__EXERCISE BRIEF__:
Your job is to restate each entry word for word.

__PROVIDED DATA__:
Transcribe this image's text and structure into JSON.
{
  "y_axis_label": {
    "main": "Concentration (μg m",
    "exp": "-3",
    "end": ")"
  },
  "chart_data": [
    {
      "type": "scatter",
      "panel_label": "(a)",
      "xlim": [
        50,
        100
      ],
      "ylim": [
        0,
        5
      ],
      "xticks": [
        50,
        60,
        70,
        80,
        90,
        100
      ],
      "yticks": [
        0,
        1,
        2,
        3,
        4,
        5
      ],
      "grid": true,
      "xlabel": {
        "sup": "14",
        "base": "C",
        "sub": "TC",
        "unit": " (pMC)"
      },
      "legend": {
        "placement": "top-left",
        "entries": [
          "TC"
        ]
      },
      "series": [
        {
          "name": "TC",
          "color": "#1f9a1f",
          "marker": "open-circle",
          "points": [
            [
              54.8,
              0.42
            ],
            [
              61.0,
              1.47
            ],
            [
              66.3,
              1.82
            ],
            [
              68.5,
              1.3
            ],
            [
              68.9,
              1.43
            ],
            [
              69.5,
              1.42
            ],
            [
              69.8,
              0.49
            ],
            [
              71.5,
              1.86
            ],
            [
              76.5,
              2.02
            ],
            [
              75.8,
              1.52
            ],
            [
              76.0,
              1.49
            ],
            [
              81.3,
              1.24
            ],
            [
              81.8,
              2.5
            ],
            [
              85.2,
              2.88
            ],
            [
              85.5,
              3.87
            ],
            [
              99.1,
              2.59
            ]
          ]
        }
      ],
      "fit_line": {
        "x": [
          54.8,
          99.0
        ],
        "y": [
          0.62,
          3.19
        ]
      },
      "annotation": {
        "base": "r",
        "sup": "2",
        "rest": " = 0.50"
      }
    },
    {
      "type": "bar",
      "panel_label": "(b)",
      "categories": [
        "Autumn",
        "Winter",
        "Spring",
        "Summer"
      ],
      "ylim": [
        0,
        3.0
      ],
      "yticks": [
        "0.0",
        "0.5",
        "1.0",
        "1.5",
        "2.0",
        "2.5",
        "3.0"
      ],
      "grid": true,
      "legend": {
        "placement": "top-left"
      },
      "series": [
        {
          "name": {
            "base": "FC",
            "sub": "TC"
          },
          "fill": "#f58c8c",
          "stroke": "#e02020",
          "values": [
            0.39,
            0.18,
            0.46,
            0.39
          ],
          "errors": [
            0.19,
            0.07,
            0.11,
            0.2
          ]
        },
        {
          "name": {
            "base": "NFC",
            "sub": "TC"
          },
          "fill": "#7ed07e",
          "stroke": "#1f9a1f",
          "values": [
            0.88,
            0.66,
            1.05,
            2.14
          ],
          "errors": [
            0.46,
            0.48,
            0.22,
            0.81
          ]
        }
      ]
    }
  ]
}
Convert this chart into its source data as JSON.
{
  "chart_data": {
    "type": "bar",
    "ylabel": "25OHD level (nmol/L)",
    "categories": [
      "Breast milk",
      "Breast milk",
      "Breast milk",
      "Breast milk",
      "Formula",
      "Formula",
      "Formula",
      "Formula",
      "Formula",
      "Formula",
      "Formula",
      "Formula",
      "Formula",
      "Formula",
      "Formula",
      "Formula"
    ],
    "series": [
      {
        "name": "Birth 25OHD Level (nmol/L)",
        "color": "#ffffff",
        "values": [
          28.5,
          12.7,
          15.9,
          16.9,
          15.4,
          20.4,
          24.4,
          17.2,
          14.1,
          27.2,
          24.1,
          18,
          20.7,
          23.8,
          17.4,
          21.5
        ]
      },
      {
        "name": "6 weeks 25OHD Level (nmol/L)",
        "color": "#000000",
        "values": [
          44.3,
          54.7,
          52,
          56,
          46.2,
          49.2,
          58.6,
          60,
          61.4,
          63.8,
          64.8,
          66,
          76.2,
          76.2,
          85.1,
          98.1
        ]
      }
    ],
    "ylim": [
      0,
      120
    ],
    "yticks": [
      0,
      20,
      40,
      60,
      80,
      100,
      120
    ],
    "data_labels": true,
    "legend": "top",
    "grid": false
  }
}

__THE RESULT__:
Transcribe this image's text and structure into JSON.
{
  "y_axis_label": {
    "main": "Concentration (μg m",
    "exp": "-3",
    "end": ")"
  },
  "chart_data": [
    {
      "type": "scatter",
      "panel_label": "(a)",
      "xlim": [
        50,
        100
      ],
      "ylim": [
        0,
        5
      ],
      "xticks": [
        50,
        60,
        70,
        80,
        90,
        100
      ],
      "yticks": [
        0,
        1,
        2,
        3,
        4,
        5
      ],
      "grid": true,
      "xlabel": {
        "sup": "14",
        "base": "C",
        "sub": "TC",
        "unit": " (pMC)"
      },
      "legend": {
        "placement": "top-left",
        "entries": [
          "TC"
        ]
      },
      "series": [
        {
          "name": "TC",
          "color": "#1f9a1f",
          "marker": "open-circle",
          "points": [
            [
              54.8,
              0.42
            ],
            [
              61.0,
              1.47
            ],
            [
              66.3,
              1.82
            ],
            [
              68.5,
              1.3
            ],
            [
              68.9,
              1.43
            ],
            [
              69.5,
              1.42
            ],
            [
              69.8,
              0.49
            ],
            [
              71.5,
              1.86
            ],
            [
              76.5,
              2.02
            ],
            [
              75.8,
              1.52
            ],
            [
              76.0,
              1.49
            ],
            [
              81.3,
              1.24
            ],
            [
              81.8,
              2.5
            ],
            [
              85.2,
              2.88
            ],
            [
              85.5,
              3.87
            ],
            [
              99.1,
              2.59
            ]
          ]
        }
      ],
      "fit_line": {
        "x": [
          54.8,
          99.0
        ],
        "y": [
          0.62,
          3.19
        ]
      },
      "annotation": {
        "base": "r",
        "sup": "2",
        "rest": " = 0.50"
      }
    },
    {
      "type": "bar",
      "panel_label": "(b)",
      "categories": [
        "Autumn",
        "Winter",
        "Spring",
        "Summer"
      ],
      "ylim": [
        0,
        3.0
      ],
      "yticks": [
        "0.0",
        "0.5",
        "1.0",
        "1.5",
        "2.0",
        "2.5",
        "3.0"
      ],
      "grid": true,
      "legend": {
        "placement": "top-left"
      },
      "series": [
        {
          "name": {
            "base": "FC",
            "sub": "TC"
          },
          "fill": "#f58c8c",
          "stroke": "#e02020",
          "values": [
            0.39,
            0.18,
            0.46,
            0.39
          ],
          "errors": [
            0.19,
            0.07,
            0.11,
            0.2
          ]
        },
        {
          "name": {
            "base": "NFC",
            "sub": "TC"
          },
          "fill": "#7ed07e",
          "stroke": "#1f9a1f",
          "values": [
            0.88,
            0.66,
            1.05,
            2.14
          ],
          "errors": [
            0.46,
            0.48,
            0.22,
            0.81
          ]
        }
      ]
    }
  ]
}
Convert this chart into its source data as JSON.
{
  "chart_data": {
    "type": "bar",
    "ylabel": "25OHD level (nmol/L)",
    "categories": [
      "Breast milk",
      "Breast milk",
      "Breast milk",
      "Breast milk",
      "Formula",
      "Formula",
      "Formula",
      "Formula",
      "Formula",
      "Formula",
      "Formula",
      "Formula",
      "Formula",
      "Formula",
      "Formula",
      "Formula"
    ],
    "series": [
      {
        "name": "Birth 25OHD Level (nmol/L)",
        "color": "#ffffff",
        "values": [
          28.5,
          12.7,
          15.9,
          16.9,
          15.4,
          20.4,
          24.4,
          17.2,
          14.1,
          27.2,
          24.1,
          18,
          20.7,
          23.8,
          17.4,
          21.5
        ]
      },
      {
        "name": "6 weeks 25OHD Level (nmol/L)",
        "color": "#000000",
        "values": [
          44.3,
          54.7,
          52,
          56,
          46.2,
          49.2,
          58.6,
          60,
          61.4,
          63.8,
          64.8,
          66,
          76.2,
          76.2,
          85.1,
          98.1
        ]
      }
    ],
    "ylim": [
      0,
      120
    ],
    "yticks": [
      0,
      20,
      40,
      60,
      80,
      100,
      120
    ],
    "data_labels": true,
    "legend": "top",
    "grid": false
  }
}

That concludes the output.